** start of Data records **
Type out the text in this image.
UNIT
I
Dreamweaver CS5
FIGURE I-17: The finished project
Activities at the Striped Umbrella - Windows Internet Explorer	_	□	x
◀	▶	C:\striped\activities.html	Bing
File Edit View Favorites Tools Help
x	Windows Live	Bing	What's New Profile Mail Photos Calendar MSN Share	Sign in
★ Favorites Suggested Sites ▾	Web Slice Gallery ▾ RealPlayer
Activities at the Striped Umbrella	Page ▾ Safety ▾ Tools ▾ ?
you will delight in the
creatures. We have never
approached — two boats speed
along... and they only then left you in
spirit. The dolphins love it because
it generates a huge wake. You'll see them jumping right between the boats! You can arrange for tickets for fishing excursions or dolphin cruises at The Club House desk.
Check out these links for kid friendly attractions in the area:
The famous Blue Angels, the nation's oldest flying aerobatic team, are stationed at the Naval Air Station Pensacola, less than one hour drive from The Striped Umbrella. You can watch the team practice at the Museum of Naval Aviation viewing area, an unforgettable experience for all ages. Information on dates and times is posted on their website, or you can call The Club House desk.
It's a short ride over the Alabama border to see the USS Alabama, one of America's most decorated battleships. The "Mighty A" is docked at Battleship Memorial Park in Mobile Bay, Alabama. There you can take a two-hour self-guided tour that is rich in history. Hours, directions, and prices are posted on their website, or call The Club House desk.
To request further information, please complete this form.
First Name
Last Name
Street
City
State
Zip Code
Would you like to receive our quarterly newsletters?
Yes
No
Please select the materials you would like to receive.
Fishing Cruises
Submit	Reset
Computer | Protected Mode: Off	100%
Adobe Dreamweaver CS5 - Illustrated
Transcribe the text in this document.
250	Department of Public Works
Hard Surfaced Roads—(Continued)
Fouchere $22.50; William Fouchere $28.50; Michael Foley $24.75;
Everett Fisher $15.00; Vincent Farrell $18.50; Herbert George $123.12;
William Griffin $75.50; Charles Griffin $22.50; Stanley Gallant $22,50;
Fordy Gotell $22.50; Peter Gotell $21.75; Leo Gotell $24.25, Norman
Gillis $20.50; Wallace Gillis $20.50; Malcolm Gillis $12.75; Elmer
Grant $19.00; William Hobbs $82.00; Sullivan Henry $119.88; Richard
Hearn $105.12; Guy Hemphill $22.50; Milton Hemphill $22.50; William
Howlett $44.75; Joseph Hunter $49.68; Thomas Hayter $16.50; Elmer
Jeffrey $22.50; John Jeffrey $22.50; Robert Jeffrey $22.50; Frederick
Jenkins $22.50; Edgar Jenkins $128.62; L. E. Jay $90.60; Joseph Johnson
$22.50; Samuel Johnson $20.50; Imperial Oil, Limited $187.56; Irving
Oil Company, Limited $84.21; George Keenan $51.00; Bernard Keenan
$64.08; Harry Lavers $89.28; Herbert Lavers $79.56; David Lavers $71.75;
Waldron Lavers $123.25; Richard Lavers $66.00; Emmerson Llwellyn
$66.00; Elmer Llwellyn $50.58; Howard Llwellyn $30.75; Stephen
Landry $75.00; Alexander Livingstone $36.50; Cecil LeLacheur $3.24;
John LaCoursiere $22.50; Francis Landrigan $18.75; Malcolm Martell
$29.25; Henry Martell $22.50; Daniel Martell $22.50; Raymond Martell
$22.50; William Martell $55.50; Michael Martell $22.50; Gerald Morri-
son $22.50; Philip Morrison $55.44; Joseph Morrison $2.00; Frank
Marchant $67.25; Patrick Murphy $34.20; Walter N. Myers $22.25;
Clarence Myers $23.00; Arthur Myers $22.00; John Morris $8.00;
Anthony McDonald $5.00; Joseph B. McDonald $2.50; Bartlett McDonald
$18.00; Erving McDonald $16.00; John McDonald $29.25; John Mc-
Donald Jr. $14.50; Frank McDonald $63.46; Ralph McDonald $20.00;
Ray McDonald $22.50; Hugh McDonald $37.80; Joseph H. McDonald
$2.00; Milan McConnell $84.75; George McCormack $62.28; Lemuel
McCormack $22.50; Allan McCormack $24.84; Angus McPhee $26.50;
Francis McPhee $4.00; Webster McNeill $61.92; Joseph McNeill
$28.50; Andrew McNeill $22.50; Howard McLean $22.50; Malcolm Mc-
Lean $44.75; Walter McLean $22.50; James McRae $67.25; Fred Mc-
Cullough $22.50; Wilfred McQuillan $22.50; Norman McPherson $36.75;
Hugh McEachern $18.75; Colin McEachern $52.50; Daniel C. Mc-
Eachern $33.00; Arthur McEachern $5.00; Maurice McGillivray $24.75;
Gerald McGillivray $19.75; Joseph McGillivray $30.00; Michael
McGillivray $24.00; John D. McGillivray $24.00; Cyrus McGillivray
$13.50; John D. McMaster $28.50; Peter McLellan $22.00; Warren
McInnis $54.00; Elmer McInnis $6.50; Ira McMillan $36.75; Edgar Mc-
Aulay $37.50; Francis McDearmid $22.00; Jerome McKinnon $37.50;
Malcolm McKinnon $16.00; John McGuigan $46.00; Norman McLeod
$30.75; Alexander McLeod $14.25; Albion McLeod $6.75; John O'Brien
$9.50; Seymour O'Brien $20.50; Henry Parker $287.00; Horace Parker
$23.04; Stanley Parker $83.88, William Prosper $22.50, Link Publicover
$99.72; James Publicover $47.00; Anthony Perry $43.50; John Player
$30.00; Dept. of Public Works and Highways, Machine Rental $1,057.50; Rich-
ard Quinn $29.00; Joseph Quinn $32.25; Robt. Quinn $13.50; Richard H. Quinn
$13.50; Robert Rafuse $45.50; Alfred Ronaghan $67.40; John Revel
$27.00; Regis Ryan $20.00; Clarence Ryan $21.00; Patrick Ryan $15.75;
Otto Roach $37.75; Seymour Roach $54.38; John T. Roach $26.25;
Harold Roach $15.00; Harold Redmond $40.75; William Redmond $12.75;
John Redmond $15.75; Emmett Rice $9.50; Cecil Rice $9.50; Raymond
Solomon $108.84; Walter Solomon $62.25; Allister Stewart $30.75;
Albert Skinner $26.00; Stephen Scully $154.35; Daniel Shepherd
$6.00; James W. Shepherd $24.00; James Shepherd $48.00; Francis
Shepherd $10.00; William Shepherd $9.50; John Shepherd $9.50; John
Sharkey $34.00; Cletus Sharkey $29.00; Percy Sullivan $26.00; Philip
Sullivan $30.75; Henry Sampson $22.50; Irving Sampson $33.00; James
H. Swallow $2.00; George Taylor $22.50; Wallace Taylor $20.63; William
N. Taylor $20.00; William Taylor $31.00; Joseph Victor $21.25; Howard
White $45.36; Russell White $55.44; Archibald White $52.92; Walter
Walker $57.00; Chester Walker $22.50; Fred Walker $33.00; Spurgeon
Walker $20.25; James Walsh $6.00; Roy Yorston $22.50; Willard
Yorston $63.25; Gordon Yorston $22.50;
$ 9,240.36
** end of Data records **
Looking at the entries above, say how many lines contain the word "text". Only the number is wanted.

2